Reply only with how many lines contain the word "智能看护".
* * * * * * * * *
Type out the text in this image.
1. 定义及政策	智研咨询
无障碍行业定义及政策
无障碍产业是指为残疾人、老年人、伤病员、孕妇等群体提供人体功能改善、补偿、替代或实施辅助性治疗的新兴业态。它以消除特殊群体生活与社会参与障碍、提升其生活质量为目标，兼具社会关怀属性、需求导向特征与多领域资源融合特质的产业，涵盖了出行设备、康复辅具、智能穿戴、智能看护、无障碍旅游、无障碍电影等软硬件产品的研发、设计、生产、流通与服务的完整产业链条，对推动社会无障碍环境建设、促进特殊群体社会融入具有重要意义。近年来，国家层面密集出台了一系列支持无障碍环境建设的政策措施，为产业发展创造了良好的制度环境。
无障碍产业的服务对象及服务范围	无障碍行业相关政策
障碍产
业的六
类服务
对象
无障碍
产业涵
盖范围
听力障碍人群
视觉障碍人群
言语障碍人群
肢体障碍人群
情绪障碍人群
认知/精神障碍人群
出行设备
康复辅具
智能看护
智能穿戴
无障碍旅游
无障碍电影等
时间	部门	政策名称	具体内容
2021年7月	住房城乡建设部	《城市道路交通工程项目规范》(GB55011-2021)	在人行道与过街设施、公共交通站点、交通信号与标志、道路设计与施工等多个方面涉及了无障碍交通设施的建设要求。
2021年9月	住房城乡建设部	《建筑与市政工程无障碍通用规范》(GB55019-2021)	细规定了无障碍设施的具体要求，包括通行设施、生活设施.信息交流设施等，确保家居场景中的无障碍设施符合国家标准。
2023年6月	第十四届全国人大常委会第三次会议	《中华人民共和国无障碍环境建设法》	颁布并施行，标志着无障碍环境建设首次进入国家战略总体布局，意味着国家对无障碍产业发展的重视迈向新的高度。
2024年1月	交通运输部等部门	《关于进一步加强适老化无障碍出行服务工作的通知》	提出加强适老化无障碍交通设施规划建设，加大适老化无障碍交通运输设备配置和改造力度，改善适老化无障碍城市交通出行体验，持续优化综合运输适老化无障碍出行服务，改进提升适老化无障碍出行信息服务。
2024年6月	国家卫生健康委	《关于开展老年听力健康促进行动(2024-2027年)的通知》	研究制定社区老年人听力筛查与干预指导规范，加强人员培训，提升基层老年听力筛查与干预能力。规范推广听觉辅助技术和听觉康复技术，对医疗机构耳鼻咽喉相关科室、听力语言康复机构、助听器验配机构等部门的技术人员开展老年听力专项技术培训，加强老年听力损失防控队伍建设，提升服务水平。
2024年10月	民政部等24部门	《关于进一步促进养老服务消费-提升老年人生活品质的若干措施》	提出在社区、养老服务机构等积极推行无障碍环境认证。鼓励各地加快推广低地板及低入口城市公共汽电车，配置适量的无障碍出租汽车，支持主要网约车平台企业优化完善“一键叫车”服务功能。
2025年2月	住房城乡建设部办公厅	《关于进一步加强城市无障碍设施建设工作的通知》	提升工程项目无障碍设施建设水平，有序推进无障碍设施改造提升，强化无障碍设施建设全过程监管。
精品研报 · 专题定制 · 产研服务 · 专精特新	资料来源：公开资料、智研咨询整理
* * * * * * * * *
§ ANSWER TO THIS PROBLEM
2